All of the entries need to be written out again, exactly as they are.

---------- RECORDS PROVIDED ----------

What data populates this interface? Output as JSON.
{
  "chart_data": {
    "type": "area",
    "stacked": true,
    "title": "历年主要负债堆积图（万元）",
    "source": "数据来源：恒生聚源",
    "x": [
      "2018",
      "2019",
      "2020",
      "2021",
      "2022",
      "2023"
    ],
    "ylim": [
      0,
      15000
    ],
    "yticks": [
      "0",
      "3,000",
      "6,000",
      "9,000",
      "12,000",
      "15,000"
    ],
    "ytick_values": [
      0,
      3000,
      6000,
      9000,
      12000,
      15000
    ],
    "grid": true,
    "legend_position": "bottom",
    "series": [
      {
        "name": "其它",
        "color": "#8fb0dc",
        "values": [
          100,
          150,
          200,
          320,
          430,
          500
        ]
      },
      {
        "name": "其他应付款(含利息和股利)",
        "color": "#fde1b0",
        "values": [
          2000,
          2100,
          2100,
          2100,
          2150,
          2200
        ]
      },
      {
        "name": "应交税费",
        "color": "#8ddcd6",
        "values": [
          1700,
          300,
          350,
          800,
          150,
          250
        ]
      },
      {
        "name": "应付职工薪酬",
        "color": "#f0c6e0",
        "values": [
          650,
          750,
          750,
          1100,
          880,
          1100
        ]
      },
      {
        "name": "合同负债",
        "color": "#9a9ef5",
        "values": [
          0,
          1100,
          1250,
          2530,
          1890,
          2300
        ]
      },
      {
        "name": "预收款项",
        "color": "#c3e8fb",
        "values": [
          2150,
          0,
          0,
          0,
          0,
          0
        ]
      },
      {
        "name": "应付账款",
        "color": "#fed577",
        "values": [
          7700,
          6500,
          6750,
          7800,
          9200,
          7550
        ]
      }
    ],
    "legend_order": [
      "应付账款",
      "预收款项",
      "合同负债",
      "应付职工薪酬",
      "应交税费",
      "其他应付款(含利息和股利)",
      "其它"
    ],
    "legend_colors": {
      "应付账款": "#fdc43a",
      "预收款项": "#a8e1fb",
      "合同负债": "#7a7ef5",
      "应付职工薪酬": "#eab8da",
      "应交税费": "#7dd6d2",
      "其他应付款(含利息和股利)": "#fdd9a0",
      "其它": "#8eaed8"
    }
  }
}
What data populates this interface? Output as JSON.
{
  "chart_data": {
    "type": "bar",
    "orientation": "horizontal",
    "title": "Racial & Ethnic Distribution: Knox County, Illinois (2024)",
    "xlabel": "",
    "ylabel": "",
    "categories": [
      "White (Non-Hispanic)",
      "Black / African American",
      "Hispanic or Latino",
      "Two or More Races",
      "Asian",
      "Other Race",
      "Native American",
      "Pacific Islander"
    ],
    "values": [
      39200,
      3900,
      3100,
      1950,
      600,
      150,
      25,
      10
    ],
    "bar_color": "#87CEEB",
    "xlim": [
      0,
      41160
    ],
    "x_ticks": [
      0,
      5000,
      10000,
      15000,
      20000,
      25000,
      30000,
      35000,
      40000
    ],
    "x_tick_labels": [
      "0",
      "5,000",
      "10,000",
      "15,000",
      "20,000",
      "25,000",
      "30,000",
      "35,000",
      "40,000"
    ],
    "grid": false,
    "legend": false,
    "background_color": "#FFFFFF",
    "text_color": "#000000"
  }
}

----------

■ **COMPLETE OUTPUT**
What data populates this interface? Output as JSON.
{
  "chart_data": {
    "type": "area",
    "stacked": true,
    "title": "历年主要负债堆积图（万元）",
    "source": "数据来源：恒生聚源",
    "x": [
      "2018",
      "2019",
      "2020",
      "2021",
      "2022",
      "2023"
    ],
    "ylim": [
      0,
      15000
    ],
    "yticks": [
      "0",
      "3,000",
      "6,000",
      "9,000",
      "12,000",
      "15,000"
    ],
    "ytick_values": [
      0,
      3000,
      6000,
      9000,
      12000,
      15000
    ],
    "grid": true,
    "legend_position": "bottom",
    "series": [
      {
        "name": "其它",
        "color": "#8fb0dc",
        "values": [
          100,
          150,
          200,
          320,
          430,
          500
        ]
      },
      {
        "name": "其他应付款(含利息和股利)",
        "color": "#fde1b0",
        "values": [
          2000,
          2100,
          2100,
          2100,
          2150,
          2200
        ]
      },
      {
        "name": "应交税费",
        "color": "#8ddcd6",
        "values": [
          1700,
          300,
          350,
          800,
          150,
          250
        ]
      },
      {
        "name": "应付职工薪酬",
        "color": "#f0c6e0",
        "values": [
          650,
          750,
          750,
          1100,
          880,
          1100
        ]
      },
      {
        "name": "合同负债",
        "color": "#9a9ef5",
        "values": [
          0,
          1100,
          1250,
          2530,
          1890,
          2300
        ]
      },
      {
        "name": "预收款项",
        "color": "#c3e8fb",
        "values": [
          2150,
          0,
          0,
          0,
          0,
          0
        ]
      },
      {
        "name": "应付账款",
        "color": "#fed577",
        "values": [
          7700,
          6500,
          6750,
          7800,
          9200,
          7550
        ]
      }
    ],
    "legend_order": [
      "应付账款",
      "预收款项",
      "合同负债",
      "应付职工薪酬",
      "应交税费",
      "其他应付款(含利息和股利)",
      "其它"
    ],
    "legend_colors": {
      "应付账款": "#fdc43a",
      "预收款项": "#a8e1fb",
      "合同负债": "#7a7ef5",
      "应付职工薪酬": "#eab8da",
      "应交税费": "#7dd6d2",
      "其他应付款(含利息和股利)": "#fdd9a0",
      "其它": "#8eaed8"
    }
  }
}
What data populates this interface? Output as JSON.
{
  "chart_data": {
    "type": "bar",
    "orientation": "horizontal",
    "title": "Racial & Ethnic Distribution: Knox County, Illinois (2024)",
    "xlabel": "",
    "ylabel": "",
    "categories": [
      "White (Non-Hispanic)",
      "Black / African American",
      "Hispanic or Latino",
      "Two or More Races",
      "Asian",
      "Other Race",
      "Native American",
      "Pacific Islander"
    ],
    "values": [
      39200,
      3900,
      3100,
      1950,
      600,
      150,
      25,
      10
    ],
    "bar_color": "#87CEEB",
    "xlim": [
      0,
      41160
    ],
    "x_ticks": [
      0,
      5000,
      10000,
      15000,
      20000,
      25000,
      30000,
      35000,
      40000
    ],
    "x_tick_labels": [
      "0",
      "5,000",
      "10,000",
      "15,000",
      "20,000",
      "25,000",
      "30,000",
      "35,000",
      "40,000"
    ],
    "grid": false,
    "legend": false,
    "background_color": "#FFFFFF",
    "text_color": "#000000"
  }
}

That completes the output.